## THE PROBLEM
All of the lines below are to be transcribed faithfully, with pictures excluded from the copy.

====

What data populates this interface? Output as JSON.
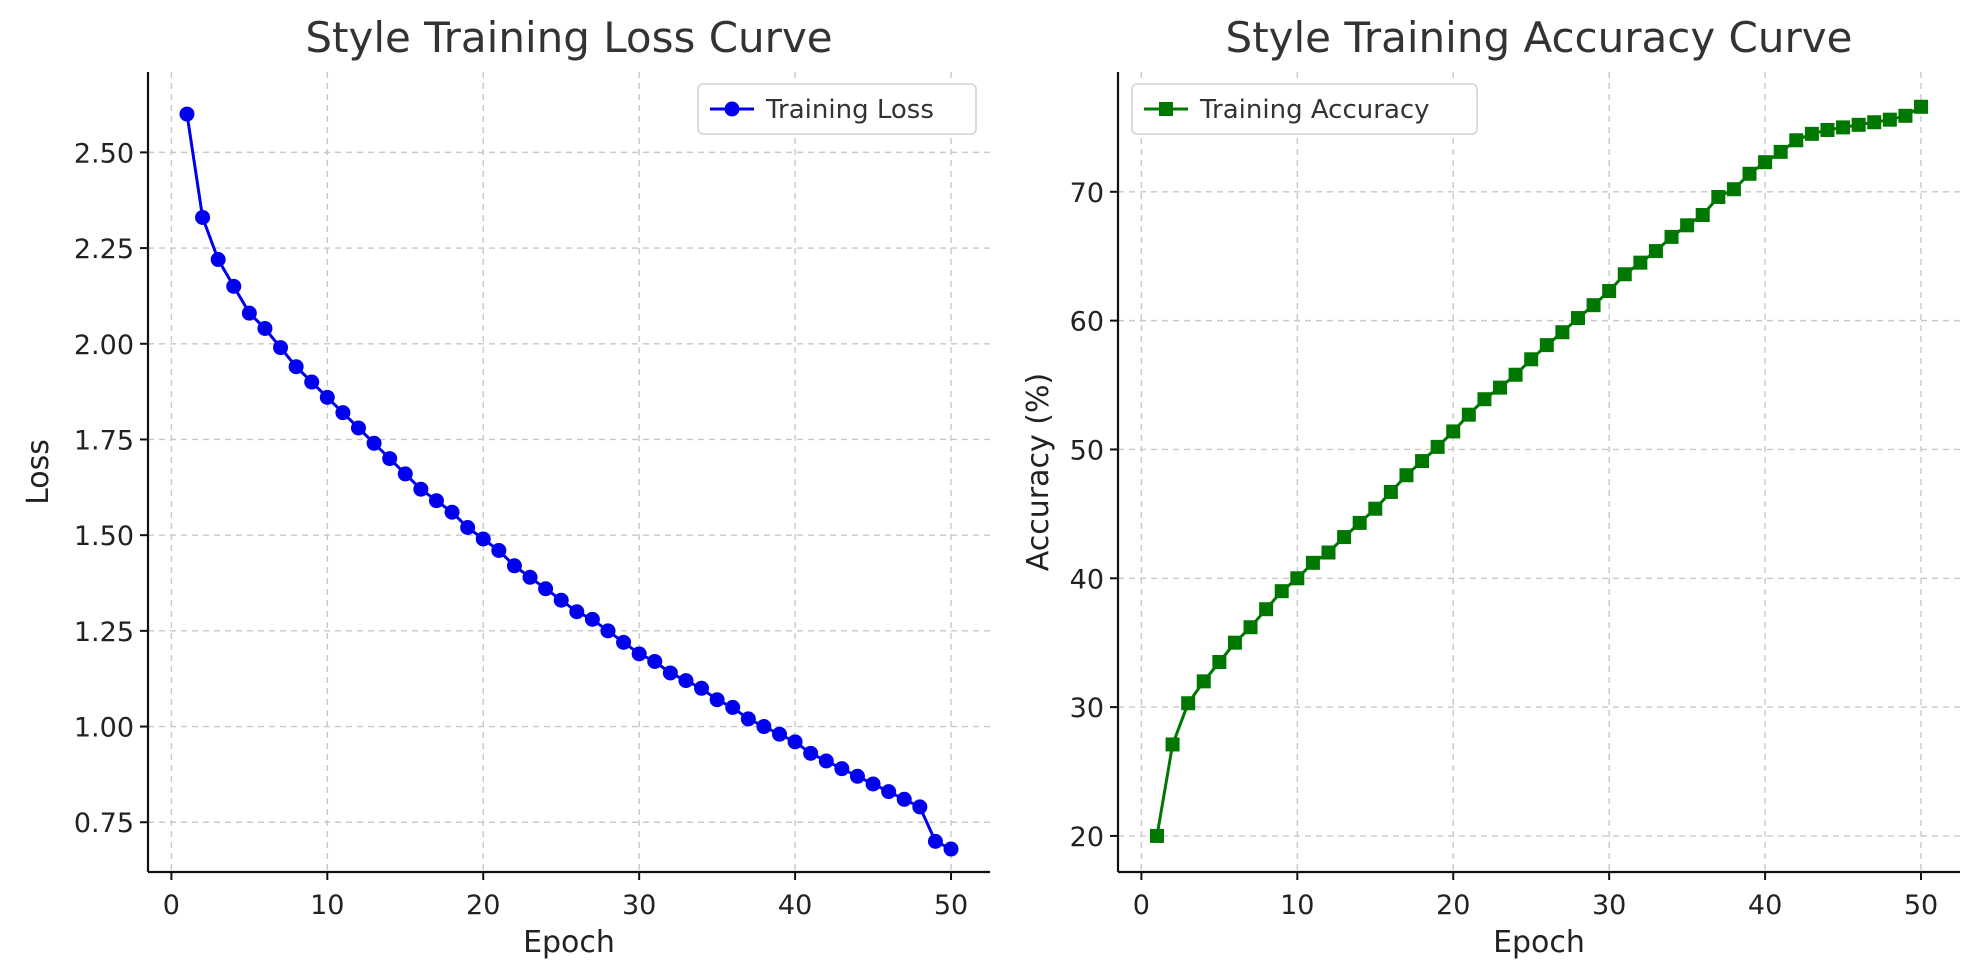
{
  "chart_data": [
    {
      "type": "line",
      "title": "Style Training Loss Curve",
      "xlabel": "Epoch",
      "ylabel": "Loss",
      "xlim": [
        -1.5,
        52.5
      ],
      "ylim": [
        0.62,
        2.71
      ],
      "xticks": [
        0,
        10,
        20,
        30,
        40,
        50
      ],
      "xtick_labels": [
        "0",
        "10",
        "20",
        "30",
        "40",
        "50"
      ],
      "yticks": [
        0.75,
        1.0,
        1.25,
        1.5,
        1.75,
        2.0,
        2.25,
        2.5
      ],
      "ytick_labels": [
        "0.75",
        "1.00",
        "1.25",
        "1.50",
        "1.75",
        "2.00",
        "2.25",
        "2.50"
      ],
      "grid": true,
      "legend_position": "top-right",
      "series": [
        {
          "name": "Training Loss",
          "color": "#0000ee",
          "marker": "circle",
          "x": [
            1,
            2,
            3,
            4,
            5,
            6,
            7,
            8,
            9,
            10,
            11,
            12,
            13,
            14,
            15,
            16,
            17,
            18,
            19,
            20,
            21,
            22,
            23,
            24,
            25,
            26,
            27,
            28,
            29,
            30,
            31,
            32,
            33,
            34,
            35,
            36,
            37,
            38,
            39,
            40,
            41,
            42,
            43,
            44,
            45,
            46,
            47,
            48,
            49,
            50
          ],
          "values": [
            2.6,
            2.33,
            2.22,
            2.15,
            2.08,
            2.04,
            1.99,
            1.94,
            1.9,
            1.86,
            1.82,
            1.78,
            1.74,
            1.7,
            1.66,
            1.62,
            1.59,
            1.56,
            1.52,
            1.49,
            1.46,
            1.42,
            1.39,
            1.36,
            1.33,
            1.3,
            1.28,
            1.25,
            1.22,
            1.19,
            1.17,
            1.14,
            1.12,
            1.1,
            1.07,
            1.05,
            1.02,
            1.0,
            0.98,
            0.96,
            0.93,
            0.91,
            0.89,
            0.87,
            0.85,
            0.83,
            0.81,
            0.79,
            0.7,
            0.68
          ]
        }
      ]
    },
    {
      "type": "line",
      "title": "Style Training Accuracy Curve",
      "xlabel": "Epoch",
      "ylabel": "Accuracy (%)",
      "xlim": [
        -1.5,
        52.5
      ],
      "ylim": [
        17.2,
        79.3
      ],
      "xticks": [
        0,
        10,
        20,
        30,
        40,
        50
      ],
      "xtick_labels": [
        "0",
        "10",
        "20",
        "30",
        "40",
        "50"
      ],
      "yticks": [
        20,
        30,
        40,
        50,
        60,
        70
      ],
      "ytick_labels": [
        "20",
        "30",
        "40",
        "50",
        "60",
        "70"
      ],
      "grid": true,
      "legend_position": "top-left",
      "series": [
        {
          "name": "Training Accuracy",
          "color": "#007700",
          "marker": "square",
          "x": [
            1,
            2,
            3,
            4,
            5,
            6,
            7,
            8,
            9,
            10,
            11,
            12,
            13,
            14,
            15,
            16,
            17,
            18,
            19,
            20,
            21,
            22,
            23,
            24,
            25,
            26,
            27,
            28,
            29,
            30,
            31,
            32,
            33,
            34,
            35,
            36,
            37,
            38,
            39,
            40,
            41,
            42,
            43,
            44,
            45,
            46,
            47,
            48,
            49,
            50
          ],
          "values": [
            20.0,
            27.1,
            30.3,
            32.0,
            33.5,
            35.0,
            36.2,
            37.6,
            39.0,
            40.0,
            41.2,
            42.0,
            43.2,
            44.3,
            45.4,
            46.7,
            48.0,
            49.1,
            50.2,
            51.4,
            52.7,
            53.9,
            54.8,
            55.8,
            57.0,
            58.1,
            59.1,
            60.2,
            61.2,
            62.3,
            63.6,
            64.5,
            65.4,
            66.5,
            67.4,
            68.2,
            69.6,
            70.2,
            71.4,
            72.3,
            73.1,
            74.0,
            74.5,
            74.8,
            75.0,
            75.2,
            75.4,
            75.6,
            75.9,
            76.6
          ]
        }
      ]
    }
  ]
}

====

## TASK ANSWER
What data populates this interface? Output as JSON.
{
  "chart_data": [
    {
      "type": "line",
      "title": "Style Training Loss Curve",
      "xlabel": "Epoch",
      "ylabel": "Loss",
      "xlim": [
        -1.5,
        52.5
      ],
      "ylim": [
        0.62,
        2.71
      ],
      "xticks": [
        0,
        10,
        20,
        30,
        40,
        50
      ],
      "xtick_labels": [
        "0",
        "10",
        "20",
        "30",
        "40",
        "50"
      ],
      "yticks": [
        0.75,
        1.0,
        1.25,
        1.5,
        1.75,
        2.0,
        2.25,
        2.5
      ],
      "ytick_labels": [
        "0.75",
        "1.00",
        "1.25",
        "1.50",
        "1.75",
        "2.00",
        "2.25",
        "2.50"
      ],
      "grid": true,
      "legend_position": "top-right",
      "series": [
        {
          "name": "Training Loss",
          "color": "#0000ee",
          "marker": "circle",
          "x": [
            1,
            2,
            3,
            4,
            5,
            6,
            7,
            8,
            9,
            10,
            11,
            12,
            13,
            14,
            15,
            16,
            17,
            18,
            19,
            20,
            21,
            22,
            23,
            24,
            25,
            26,
            27,
            28,
            29,
            30,
            31,
            32,
            33,
            34,
            35,
            36,
            37,
            38,
            39,
            40,
            41,
            42,
            43,
            44,
            45,
            46,
            47,
            48,
            49,
            50
          ],
          "values": [
            2.6,
            2.33,
            2.22,
            2.15,
            2.08,
            2.04,
            1.99,
            1.94,
            1.9,
            1.86,
            1.82,
            1.78,
            1.74,
            1.7,
            1.66,
            1.62,
            1.59,
            1.56,
            1.52,
            1.49,
            1.46,
            1.42,
            1.39,
            1.36,
            1.33,
            1.3,
            1.28,
            1.25,
            1.22,
            1.19,
            1.17,
            1.14,
            1.12,
            1.1,
            1.07,
            1.05,
            1.02,
            1.0,
            0.98,
            0.96,
            0.93,
            0.91,
            0.89,
            0.87,
            0.85,
            0.83,
            0.81,
            0.79,
            0.7,
            0.68
          ]
        }
      ]
    },
    {
      "type": "line",
      "title": "Style Training Accuracy Curve",
      "xlabel": "Epoch",
      "ylabel": "Accuracy (%)",
      "xlim": [
        -1.5,
        52.5
      ],
      "ylim": [
        17.2,
        79.3
      ],
      "xticks": [
        0,
        10,
        20,
        30,
        40,
        50
      ],
      "xtick_labels": [
        "0",
        "10",
        "20",
        "30",
        "40",
        "50"
      ],
      "yticks": [
        20,
        30,
        40,
        50,
        60,
        70
      ],
      "ytick_labels": [
        "20",
        "30",
        "40",
        "50",
        "60",
        "70"
      ],
      "grid": true,
      "legend_position": "top-left",
      "series": [
        {
          "name": "Training Accuracy",
          "color": "#007700",
          "marker": "square",
          "x": [
            1,
            2,
            3,
            4,
            5,
            6,
            7,
            8,
            9,
            10,
            11,
            12,
            13,
            14,
            15,
            16,
            17,
            18,
            19,
            20,
            21,
            22,
            23,
            24,
            25,
            26,
            27,
            28,
            29,
            30,
            31,
            32,
            33,
            34,
            35,
            36,
            37,
            38,
            39,
            40,
            41,
            42,
            43,
            44,
            45,
            46,
            47,
            48,
            49,
            50
          ],
          "values": [
            20.0,
            27.1,
            30.3,
            32.0,
            33.5,
            35.0,
            36.2,
            37.6,
            39.0,
            40.0,
            41.2,
            42.0,
            43.2,
            44.3,
            45.4,
            46.7,
            48.0,
            49.1,
            50.2,
            51.4,
            52.7,
            53.9,
            54.8,
            55.8,
            57.0,
            58.1,
            59.1,
            60.2,
            61.2,
            62.3,
            63.6,
            64.5,
            65.4,
            66.5,
            67.4,
            68.2,
            69.6,
            70.2,
            71.4,
            72.3,
            73.1,
            74.0,
            74.5,
            74.8,
            75.0,
            75.2,
            75.4,
            75.6,
            75.9,
            76.6
          ]
        }
      ]
    }
  ]
}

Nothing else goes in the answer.